● **SET TASK**
Take the data that follows and retype it word for word.

● **GIVEN RECORDS**
>> START
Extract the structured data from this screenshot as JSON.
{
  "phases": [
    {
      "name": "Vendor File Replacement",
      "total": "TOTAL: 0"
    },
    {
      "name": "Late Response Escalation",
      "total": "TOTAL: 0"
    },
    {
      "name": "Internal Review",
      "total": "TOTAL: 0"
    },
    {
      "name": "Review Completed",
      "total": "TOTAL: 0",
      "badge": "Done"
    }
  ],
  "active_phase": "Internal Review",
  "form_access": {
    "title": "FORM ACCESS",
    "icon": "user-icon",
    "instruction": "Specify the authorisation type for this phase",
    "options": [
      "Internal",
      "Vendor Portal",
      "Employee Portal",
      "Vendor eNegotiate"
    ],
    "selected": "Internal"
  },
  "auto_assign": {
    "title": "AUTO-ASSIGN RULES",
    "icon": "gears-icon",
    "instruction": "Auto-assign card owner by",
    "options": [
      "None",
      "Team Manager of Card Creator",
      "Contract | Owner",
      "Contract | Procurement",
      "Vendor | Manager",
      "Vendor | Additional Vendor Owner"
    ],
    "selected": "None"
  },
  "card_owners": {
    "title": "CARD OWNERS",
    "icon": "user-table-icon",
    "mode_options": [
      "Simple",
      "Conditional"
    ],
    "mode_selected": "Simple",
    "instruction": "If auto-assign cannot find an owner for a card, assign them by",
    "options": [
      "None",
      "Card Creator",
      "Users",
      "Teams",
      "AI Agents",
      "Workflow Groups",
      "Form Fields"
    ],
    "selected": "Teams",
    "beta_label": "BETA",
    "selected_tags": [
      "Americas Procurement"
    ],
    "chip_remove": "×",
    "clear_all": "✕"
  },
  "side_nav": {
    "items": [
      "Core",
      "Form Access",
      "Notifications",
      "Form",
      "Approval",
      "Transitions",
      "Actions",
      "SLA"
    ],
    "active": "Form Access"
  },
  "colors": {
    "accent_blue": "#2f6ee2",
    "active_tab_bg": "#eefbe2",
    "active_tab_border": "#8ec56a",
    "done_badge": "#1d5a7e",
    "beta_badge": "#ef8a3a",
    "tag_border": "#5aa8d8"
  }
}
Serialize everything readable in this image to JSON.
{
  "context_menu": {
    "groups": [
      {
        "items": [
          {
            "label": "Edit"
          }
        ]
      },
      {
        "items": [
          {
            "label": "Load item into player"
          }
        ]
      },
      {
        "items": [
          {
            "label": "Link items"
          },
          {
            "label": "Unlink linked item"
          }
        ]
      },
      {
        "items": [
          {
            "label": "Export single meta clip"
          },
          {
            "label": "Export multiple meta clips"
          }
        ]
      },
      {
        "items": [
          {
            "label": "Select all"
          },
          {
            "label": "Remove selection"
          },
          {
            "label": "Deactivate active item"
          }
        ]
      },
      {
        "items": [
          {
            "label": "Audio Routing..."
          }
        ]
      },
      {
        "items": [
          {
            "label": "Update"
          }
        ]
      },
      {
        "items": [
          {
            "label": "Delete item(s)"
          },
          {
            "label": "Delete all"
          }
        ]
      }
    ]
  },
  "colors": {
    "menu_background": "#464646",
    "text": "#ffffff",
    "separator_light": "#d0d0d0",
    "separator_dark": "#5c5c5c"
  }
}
>> END
● **COMPLETE RESPONSE**
Extract the structured data from this screenshot as JSON.
{
  "phases": [
    {
      "name": "Vendor File Replacement",
      "total": "TOTAL: 0"
    },
    {
      "name": "Late Response Escalation",
      "total": "TOTAL: 0"
    },
    {
      "name": "Internal Review",
      "total": "TOTAL: 0"
    },
    {
      "name": "Review Completed",
      "total": "TOTAL: 0",
      "badge": "Done"
    }
  ],
  "active_phase": "Internal Review",
  "form_access": {
    "title": "FORM ACCESS",
    "icon": "user-icon",
    "instruction": "Specify the authorisation type for this phase",
    "options": [
      "Internal",
      "Vendor Portal",
      "Employee Portal",
      "Vendor eNegotiate"
    ],
    "selected": "Internal"
  },
  "auto_assign": {
    "title": "AUTO-ASSIGN RULES",
    "icon": "gears-icon",
    "instruction": "Auto-assign card owner by",
    "options": [
      "None",
      "Team Manager of Card Creator",
      "Contract | Owner",
      "Contract | Procurement",
      "Vendor | Manager",
      "Vendor | Additional Vendor Owner"
    ],
    "selected": "None"
  },
  "card_owners": {
    "title": "CARD OWNERS",
    "icon": "user-table-icon",
    "mode_options": [
      "Simple",
      "Conditional"
    ],
    "mode_selected": "Simple",
    "instruction": "If auto-assign cannot find an owner for a card, assign them by",
    "options": [
      "None",
      "Card Creator",
      "Users",
      "Teams",
      "AI Agents",
      "Workflow Groups",
      "Form Fields"
    ],
    "selected": "Teams",
    "beta_label": "BETA",
    "selected_tags": [
      "Americas Procurement"
    ],
    "chip_remove": "×",
    "clear_all": "✕"
  },
  "side_nav": {
    "items": [
      "Core",
      "Form Access",
      "Notifications",
      "Form",
      "Approval",
      "Transitions",
      "Actions",
      "SLA"
    ],
    "active": "Form Access"
  },
  "colors": {
    "accent_blue": "#2f6ee2",
    "active_tab_bg": "#eefbe2",
    "active_tab_border": "#8ec56a",
    "done_badge": "#1d5a7e",
    "beta_badge": "#ef8a3a",
    "tag_border": "#5aa8d8"
  }
}
Serialize everything readable in this image to JSON.
{
  "context_menu": {
    "groups": [
      {
        "items": [
          {
            "label": "Edit"
          }
        ]
      },
      {
        "items": [
          {
            "label": "Load item into player"
          }
        ]
      },
      {
        "items": [
          {
            "label": "Link items"
          },
          {
            "label": "Unlink linked item"
          }
        ]
      },
      {
        "items": [
          {
            "label": "Export single meta clip"
          },
          {
            "label": "Export multiple meta clips"
          }
        ]
      },
      {
        "items": [
          {
            "label": "Select all"
          },
          {
            "label": "Remove selection"
          },
          {
            "label": "Deactivate active item"
          }
        ]
      },
      {
        "items": [
          {
            "label": "Audio Routing..."
          }
        ]
      },
      {
        "items": [
          {
            "label": "Update"
          }
        ]
      },
      {
        "items": [
          {
            "label": "Delete item(s)"
          },
          {
            "label": "Delete all"
          }
        ]
      }
    ]
  },
  "colors": {
    "menu_background": "#464646",
    "text": "#ffffff",
    "separator_light": "#d0d0d0",
    "separator_dark": "#5c5c5c"
  }
}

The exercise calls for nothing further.